◆ **TASK STATEMENT**
Copy out each line that mentions the word "this".

◆ **DATA SHOWN**
**********

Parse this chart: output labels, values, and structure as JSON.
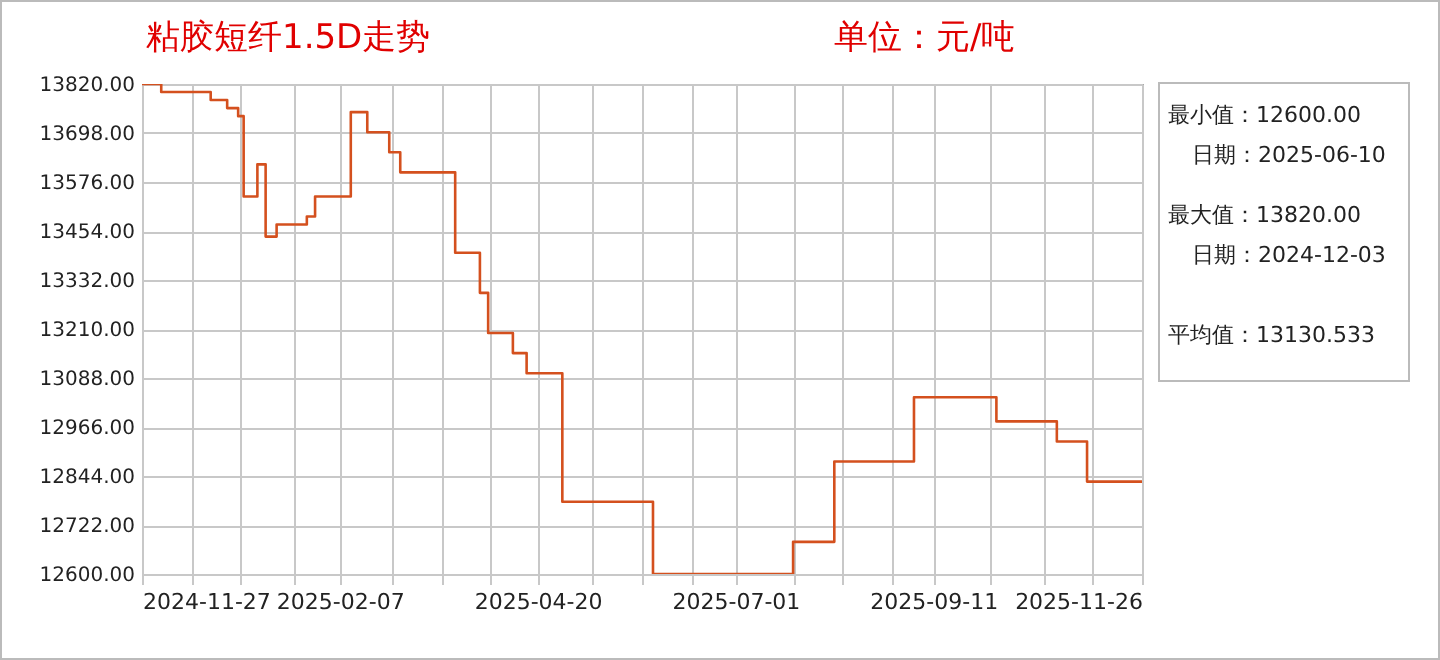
{
  "chart_data": {
    "type": "step",
    "title": "粘胶短纤1.5D走势",
    "subtitle": "单位：元/吨",
    "x": [
      "2024-11-27",
      "2024-12-04",
      "2024-12-22",
      "2024-12-28",
      "2025-01-01",
      "2025-01-03",
      "2025-01-08",
      "2025-01-11",
      "2025-01-15",
      "2025-01-26",
      "2025-01-29",
      "2025-02-11",
      "2025-02-17",
      "2025-02-25",
      "2025-03-01",
      "2025-03-21",
      "2025-03-30",
      "2025-04-02",
      "2025-04-11",
      "2025-04-16",
      "2025-04-29",
      "2025-06-01",
      "2025-07-22",
      "2025-08-06",
      "2025-09-04",
      "2025-10-04",
      "2025-10-26",
      "2025-11-06",
      "2025-11-26"
    ],
    "series": [
      {
        "color": "#d4501e",
        "values": [
          13820,
          13800,
          13780,
          13760,
          13740,
          13540,
          13620,
          13440,
          13470,
          13490,
          13540,
          13750,
          13700,
          13650,
          13600,
          13400,
          13300,
          13200,
          13150,
          13100,
          12780,
          12600,
          12680,
          12880,
          13040,
          12980,
          12930,
          12830,
          12830
        ]
      }
    ],
    "xlim": [
      "2024-11-27",
      "2025-11-26"
    ],
    "xticks": [
      "2024-11-27",
      {
        "value": "2024-12-15",
        "label": null
      },
      {
        "value": "2025-01-02",
        "label": null
      },
      {
        "value": "2025-01-21",
        "label": null
      },
      "2025-02-07",
      {
        "value": "2025-02-26",
        "label": null
      },
      {
        "value": "2025-03-16",
        "label": null
      },
      {
        "value": "2025-04-03",
        "label": null
      },
      "2025-04-20",
      {
        "value": "2025-05-10",
        "label": null
      },
      {
        "value": "2025-05-28",
        "label": null
      },
      {
        "value": "2025-06-15",
        "label": null
      },
      "2025-07-01",
      {
        "value": "2025-07-22",
        "label": null
      },
      {
        "value": "2025-08-09",
        "label": null
      },
      {
        "value": "2025-08-27",
        "label": null
      },
      "2025-09-11",
      {
        "value": "2025-10-02",
        "label": null
      },
      {
        "value": "2025-10-21",
        "label": null
      },
      {
        "value": "2025-11-08",
        "label": null
      },
      "2025-11-26"
    ],
    "ylim": [
      12600,
      13820
    ],
    "yticks": [
      {
        "value": 12600,
        "label": "12600.00"
      },
      {
        "value": 12722,
        "label": "12722.00"
      },
      {
        "value": 12844,
        "label": "12844.00"
      },
      {
        "value": 12966,
        "label": "12966.00"
      },
      {
        "value": 13088,
        "label": "13088.00"
      },
      {
        "value": 13210,
        "label": "13210.00"
      },
      {
        "value": 13332,
        "label": "13332.00"
      },
      {
        "value": 13454,
        "label": "13454.00"
      },
      {
        "value": 13576,
        "label": "13576.00"
      },
      {
        "value": 13698,
        "label": "13698.00"
      },
      {
        "value": 13820,
        "label": "13820.00"
      }
    ],
    "grid": true,
    "annotations": [
      "最小值：12600.00",
      "日期：2025-06-10",
      "最大值：13820.00",
      "日期：2024-12-03",
      "平均值：13130.533"
    ]
  }
}
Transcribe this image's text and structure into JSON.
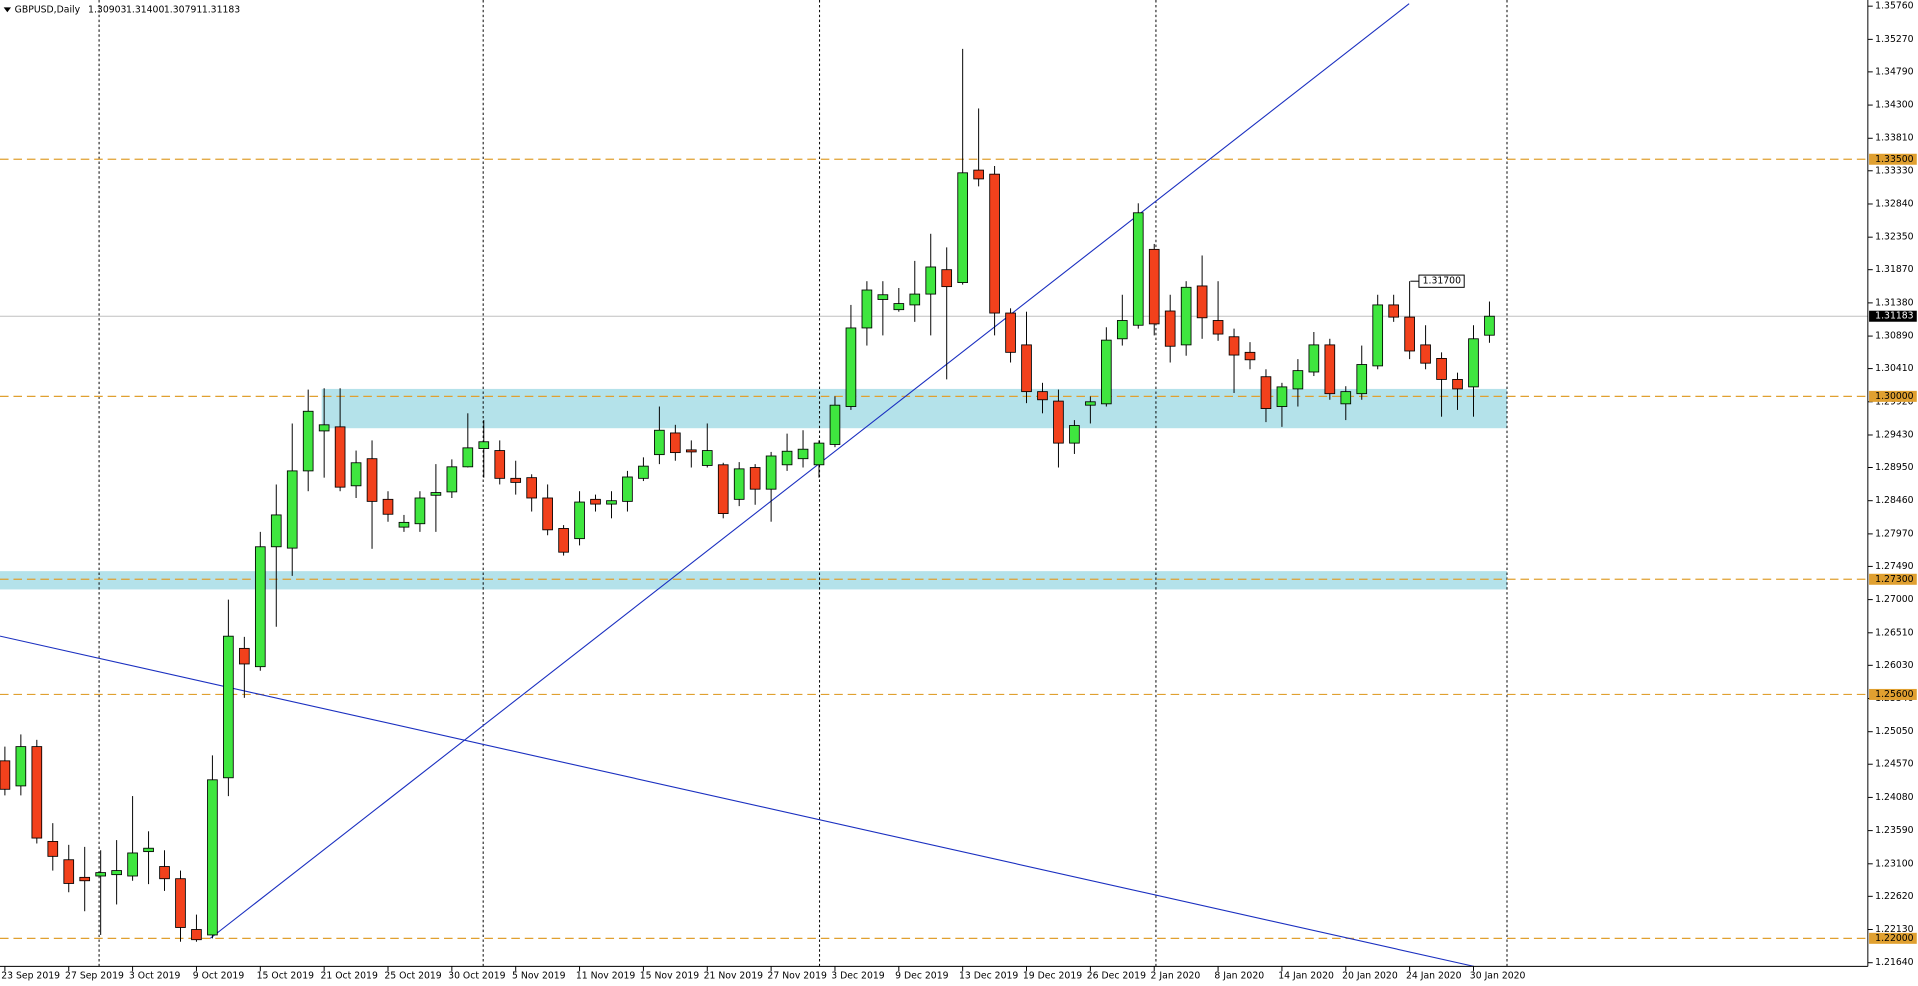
{
  "chart_data": {
    "type": "candlestick",
    "title": "GBPUSD,Daily",
    "last_bar_labels": [
      "1.30903",
      "1.31400",
      "1.30791",
      "1.31183"
    ],
    "categories": [
      "23 Sep 2019",
      null,
      null,
      null,
      "27 Sep 2019",
      null,
      null,
      null,
      "3 Oct 2019",
      null,
      null,
      null,
      "9 Oct 2019",
      null,
      null,
      null,
      "15 Oct 2019",
      null,
      null,
      null,
      "21 Oct 2019",
      null,
      null,
      null,
      "25 Oct 2019",
      null,
      null,
      null,
      "30 Oct 2019",
      null,
      null,
      null,
      "5 Nov 2019",
      null,
      null,
      null,
      "11 Nov 2019",
      null,
      null,
      null,
      "15 Nov 2019",
      null,
      null,
      null,
      "21 Nov 2019",
      null,
      null,
      null,
      "27 Nov 2019",
      null,
      null,
      null,
      "3 Dec 2019",
      null,
      null,
      null,
      "9 Dec 2019",
      null,
      null,
      null,
      "13 Dec 2019",
      null,
      null,
      null,
      "19 Dec 2019",
      null,
      null,
      null,
      "26 Dec 2019",
      null,
      null,
      null,
      "2 Jan 2020",
      null,
      null,
      null,
      "8 Jan 2020",
      null,
      null,
      null,
      "14 Jan 2020",
      null,
      null,
      null,
      "20 Jan 2020",
      null,
      null,
      null,
      "24 Jan 2020",
      null,
      null,
      null,
      "30 Jan 2020",
      null
    ],
    "open": [
      1.2462,
      1.2425,
      1.2483,
      1.2343,
      1.2316,
      1.229,
      1.2292,
      1.2294,
      1.2292,
      1.2328,
      1.2306,
      1.2288,
      1.2213,
      1.2205,
      1.2437,
      1.2628,
      1.2601,
      1.2778,
      1.2776,
      1.289,
      1.2949,
      1.2955,
      1.2868,
      1.2908,
      1.2848,
      1.2807,
      1.2812,
      1.2854,
      1.2859,
      1.2896,
      1.2923,
      1.292,
      1.2879,
      1.288,
      1.285,
      1.2805,
      1.279,
      1.2848,
      1.2841,
      1.2845,
      1.2879,
      1.2914,
      1.2946,
      1.2921,
      1.2898,
      1.2899,
      1.2848,
      1.2895,
      1.2863,
      1.2899,
      1.2908,
      1.2899,
      1.2929,
      1.2985,
      1.3101,
      1.3143,
      1.3128,
      1.3135,
      1.3151,
      1.3187,
      1.3168,
      1.3334,
      1.3328,
      1.3123,
      1.3076,
      1.3007,
      1.2993,
      1.2931,
      1.2987,
      1.2989,
      1.3085,
      1.3105,
      1.3217,
      1.3126,
      1.3076,
      1.3163,
      1.3112,
      1.3088,
      1.3065,
      1.3029,
      1.2985,
      1.3011,
      1.3036,
      1.3076,
      1.2989,
      1.3004,
      1.3045,
      1.3135,
      1.3117,
      1.3076,
      1.3056,
      1.3025,
      1.3014,
      1.30903
    ],
    "high": [
      1.2483,
      1.2501,
      1.2493,
      1.237,
      1.2338,
      1.2335,
      1.233,
      1.2345,
      1.241,
      1.2358,
      1.233,
      1.23,
      1.2235,
      1.247,
      1.27,
      1.2645,
      1.28,
      1.287,
      1.296,
      1.301,
      1.3012,
      1.3012,
      1.292,
      1.2935,
      1.286,
      1.2825,
      1.286,
      1.29,
      1.2907,
      1.2975,
      1.2965,
      1.2935,
      1.2905,
      1.2885,
      1.287,
      1.281,
      1.286,
      1.2855,
      1.286,
      1.289,
      1.291,
      1.2985,
      1.2958,
      1.2935,
      1.296,
      1.2902,
      1.2903,
      1.29,
      1.2918,
      1.2945,
      1.295,
      1.2935,
      1.3,
      1.3135,
      1.317,
      1.317,
      1.316,
      1.32,
      1.324,
      1.322,
      1.3513,
      1.3425,
      1.334,
      1.313,
      1.3125,
      1.302,
      1.301,
      1.2965,
      1.3,
      1.3102,
      1.315,
      1.3285,
      1.3225,
      1.315,
      1.317,
      1.3208,
      1.317,
      1.31,
      1.308,
      1.304,
      1.302,
      1.3055,
      1.3095,
      1.3085,
      1.3015,
      1.3075,
      1.315,
      1.315,
      1.317,
      1.3105,
      1.3065,
      1.3035,
      1.3105,
      1.314
    ],
    "low": [
      1.2411,
      1.2411,
      1.234,
      1.23,
      1.2268,
      1.224,
      1.2205,
      1.225,
      1.2285,
      1.228,
      1.227,
      1.2195,
      1.2195,
      1.22,
      1.241,
      1.2555,
      1.2595,
      1.266,
      1.2735,
      1.286,
      1.288,
      1.286,
      1.285,
      1.2775,
      1.2815,
      1.28,
      1.28,
      1.28,
      1.285,
      1.2895,
      1.288,
      1.287,
      1.2855,
      1.283,
      1.2795,
      1.2765,
      1.278,
      1.283,
      1.282,
      1.283,
      1.2875,
      1.29,
      1.2905,
      1.2895,
      1.2895,
      1.282,
      1.2838,
      1.284,
      1.2815,
      1.289,
      1.2895,
      1.288,
      1.2925,
      1.298,
      1.3075,
      1.309,
      1.3125,
      1.311,
      1.309,
      1.3025,
      1.3165,
      1.331,
      1.309,
      1.305,
      1.299,
      1.2975,
      1.2895,
      1.2915,
      1.296,
      1.2985,
      1.3075,
      1.31,
      1.309,
      1.305,
      1.306,
      1.3085,
      1.3082,
      1.3005,
      1.304,
      1.2962,
      1.2955,
      1.2985,
      1.303,
      1.2995,
      1.2965,
      1.2995,
      1.304,
      1.311,
      1.3055,
      1.304,
      1.297,
      1.298,
      1.297,
      1.30791
    ],
    "close": [
      1.242,
      1.2483,
      1.2348,
      1.2321,
      1.2281,
      1.2285,
      1.2297,
      1.23,
      1.2326,
      1.2333,
      1.2288,
      1.2216,
      1.2198,
      1.2434,
      1.2646,
      1.2605,
      1.2778,
      1.2825,
      1.289,
      1.2978,
      1.2958,
      1.2866,
      1.2902,
      1.2845,
      1.2826,
      1.2814,
      1.285,
      1.2858,
      1.2896,
      1.2924,
      1.2933,
      1.2879,
      1.2873,
      1.285,
      1.2803,
      1.277,
      1.2844,
      1.2841,
      1.2846,
      1.2881,
      1.2897,
      1.295,
      1.2917,
      1.2918,
      1.292,
      1.2827,
      1.2893,
      1.2863,
      1.2912,
      1.2919,
      1.2922,
      1.2931,
      1.2987,
      1.3101,
      1.3157,
      1.315,
      1.3137,
      1.3151,
      1.3191,
      1.3162,
      1.333,
      1.3321,
      1.3123,
      1.3065,
      1.3007,
      1.2995,
      1.2931,
      1.2957,
      1.2992,
      1.3083,
      1.3112,
      1.3271,
      1.3107,
      1.3074,
      1.3161,
      1.3116,
      1.3092,
      1.3061,
      1.3054,
      1.2982,
      1.3014,
      1.3038,
      1.3076,
      1.3004,
      1.3007,
      1.3047,
      1.3135,
      1.3117,
      1.3067,
      1.3049,
      1.3025,
      1.3011,
      1.3085,
      1.31183
    ],
    "up_color": "#3fe63f",
    "down_color": "#f2411c",
    "ylim": [
      1.2164,
      1.3576
    ],
    "yticks": [
      {
        "value": 1.3576,
        "label": "1.35760"
      },
      {
        "value": 1.3527,
        "label": "1.35270"
      },
      {
        "value": 1.3479,
        "label": "1.34790"
      },
      {
        "value": 1.343,
        "label": "1.34300"
      },
      {
        "value": 1.3381,
        "label": "1.33810"
      },
      {
        "value": 1.3333,
        "label": "1.33330"
      },
      {
        "value": 1.3284,
        "label": "1.32840"
      },
      {
        "value": 1.3235,
        "label": "1.32350"
      },
      {
        "value": 1.3187,
        "label": "1.31870"
      },
      {
        "value": 1.3138,
        "label": "1.31380"
      },
      {
        "value": 1.3089,
        "label": "1.30890"
      },
      {
        "value": 1.3041,
        "label": "1.30410"
      },
      {
        "value": 1.2992,
        "label": "1.29920"
      },
      {
        "value": 1.2943,
        "label": "1.29430"
      },
      {
        "value": 1.2895,
        "label": "1.28950"
      },
      {
        "value": 1.2846,
        "label": "1.28460"
      },
      {
        "value": 1.2797,
        "label": "1.27970"
      },
      {
        "value": 1.2749,
        "label": "1.27490"
      },
      {
        "value": 1.27,
        "label": "1.27000"
      },
      {
        "value": 1.2651,
        "label": "1.26510"
      },
      {
        "value": 1.2603,
        "label": "1.26030"
      },
      {
        "value": 1.2554,
        "label": "1.25540"
      },
      {
        "value": 1.2505,
        "label": "1.25050"
      },
      {
        "value": 1.2457,
        "label": "1.24570"
      },
      {
        "value": 1.2408,
        "label": "1.24080"
      },
      {
        "value": 1.2359,
        "label": "1.23590"
      },
      {
        "value": 1.231,
        "label": "1.23100"
      },
      {
        "value": 1.2262,
        "label": "1.22620"
      },
      {
        "value": 1.2213,
        "label": "1.22130"
      },
      {
        "value": 1.2164,
        "label": "1.21640"
      }
    ],
    "grid": false,
    "levels": [
      {
        "value": 1.335,
        "label": "1.33500"
      },
      {
        "value": 1.3,
        "label": "1.30000"
      },
      {
        "value": 1.273,
        "label": "1.27300"
      },
      {
        "value": 1.256,
        "label": "1.25600"
      },
      {
        "value": 1.22,
        "label": "1.22000"
      }
    ],
    "level_color": "#e0a030",
    "zones": [
      [
        1.2953,
        1.3011
      ],
      [
        1.2715,
        1.2742
      ]
    ],
    "zone_color": "#b4e2ea",
    "annotation": {
      "value": 1.317,
      "label": "1.31700"
    }
  }
}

**********

◆ **RESPONSE BELOW**
Parse this chart: output labels, values, and structure as JSON.
Transcribe this image's text and structure into JSON.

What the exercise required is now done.